**The problem:** Copy out, word for word, the stretch of entries from the line containing "Extract all elements" through the line containing "164, 161, 178]". Leave the pictures out.

**Entries provided:**
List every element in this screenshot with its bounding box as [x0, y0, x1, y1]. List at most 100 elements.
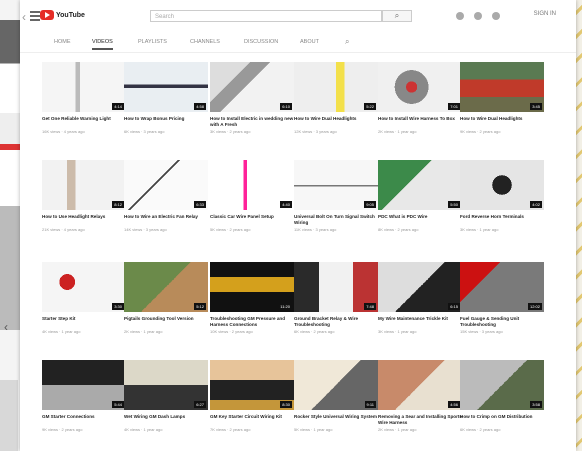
---
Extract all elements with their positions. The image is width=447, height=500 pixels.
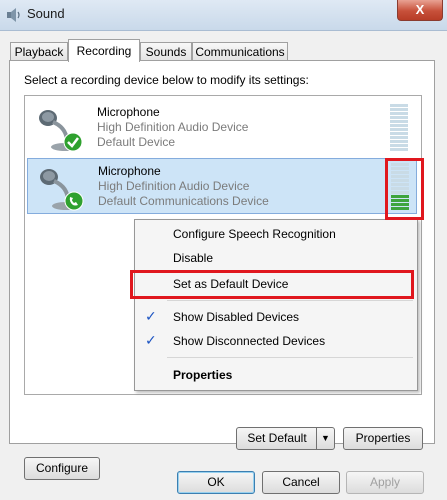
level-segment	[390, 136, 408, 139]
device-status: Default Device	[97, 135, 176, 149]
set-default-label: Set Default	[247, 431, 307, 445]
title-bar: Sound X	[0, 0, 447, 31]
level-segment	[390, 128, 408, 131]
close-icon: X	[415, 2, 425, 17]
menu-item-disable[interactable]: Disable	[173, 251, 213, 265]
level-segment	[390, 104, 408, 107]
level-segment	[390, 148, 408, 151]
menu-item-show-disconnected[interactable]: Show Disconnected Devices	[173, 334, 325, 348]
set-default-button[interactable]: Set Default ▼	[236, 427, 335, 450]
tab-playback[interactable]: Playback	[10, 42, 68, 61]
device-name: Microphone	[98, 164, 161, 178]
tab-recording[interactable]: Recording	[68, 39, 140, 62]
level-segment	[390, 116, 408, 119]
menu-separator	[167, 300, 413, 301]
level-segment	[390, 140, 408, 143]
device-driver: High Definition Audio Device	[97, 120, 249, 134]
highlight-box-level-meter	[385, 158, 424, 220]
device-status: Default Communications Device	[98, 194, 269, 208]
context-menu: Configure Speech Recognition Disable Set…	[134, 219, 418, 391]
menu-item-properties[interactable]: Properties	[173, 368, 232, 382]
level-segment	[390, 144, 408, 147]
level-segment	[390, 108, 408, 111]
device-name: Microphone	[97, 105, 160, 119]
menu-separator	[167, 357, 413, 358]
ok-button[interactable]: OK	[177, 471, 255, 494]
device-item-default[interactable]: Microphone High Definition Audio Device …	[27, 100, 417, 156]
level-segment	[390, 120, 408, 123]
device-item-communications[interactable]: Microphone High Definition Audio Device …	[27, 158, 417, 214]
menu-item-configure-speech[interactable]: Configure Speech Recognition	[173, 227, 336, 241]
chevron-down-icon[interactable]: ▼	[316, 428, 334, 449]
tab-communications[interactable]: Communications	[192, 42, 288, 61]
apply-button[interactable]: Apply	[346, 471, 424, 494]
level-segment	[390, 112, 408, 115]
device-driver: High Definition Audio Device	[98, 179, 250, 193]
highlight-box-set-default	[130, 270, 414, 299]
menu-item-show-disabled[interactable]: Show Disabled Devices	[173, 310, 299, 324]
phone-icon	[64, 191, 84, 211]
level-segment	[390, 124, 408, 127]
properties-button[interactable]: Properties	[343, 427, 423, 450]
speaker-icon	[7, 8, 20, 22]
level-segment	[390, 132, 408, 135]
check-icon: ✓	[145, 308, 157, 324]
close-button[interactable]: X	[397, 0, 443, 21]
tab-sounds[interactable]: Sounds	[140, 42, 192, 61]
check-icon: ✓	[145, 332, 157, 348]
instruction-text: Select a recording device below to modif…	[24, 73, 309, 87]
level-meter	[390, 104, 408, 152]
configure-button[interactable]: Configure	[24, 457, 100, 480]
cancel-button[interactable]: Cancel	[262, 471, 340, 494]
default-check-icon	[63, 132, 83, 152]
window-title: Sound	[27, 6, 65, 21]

**Solution below:**
Extract all elements with their positions. The image is width=447, height=500 pixels.
level-segment	[390, 136, 408, 139]
device-status: Default Device	[97, 135, 176, 149]
set-default-label: Set Default	[247, 431, 307, 445]
title-bar: Sound X	[0, 0, 447, 31]
level-segment	[390, 128, 408, 131]
close-icon: X	[415, 2, 425, 17]
menu-item-disable[interactable]: Disable	[173, 251, 213, 265]
level-segment	[390, 104, 408, 107]
level-segment	[390, 148, 408, 151]
menu-item-show-disconnected[interactable]: Show Disconnected Devices	[173, 334, 325, 348]
set-default-button[interactable]: Set Default ▼	[236, 427, 335, 450]
tab-playback[interactable]: Playback	[10, 42, 68, 61]
device-name: Microphone	[98, 164, 161, 178]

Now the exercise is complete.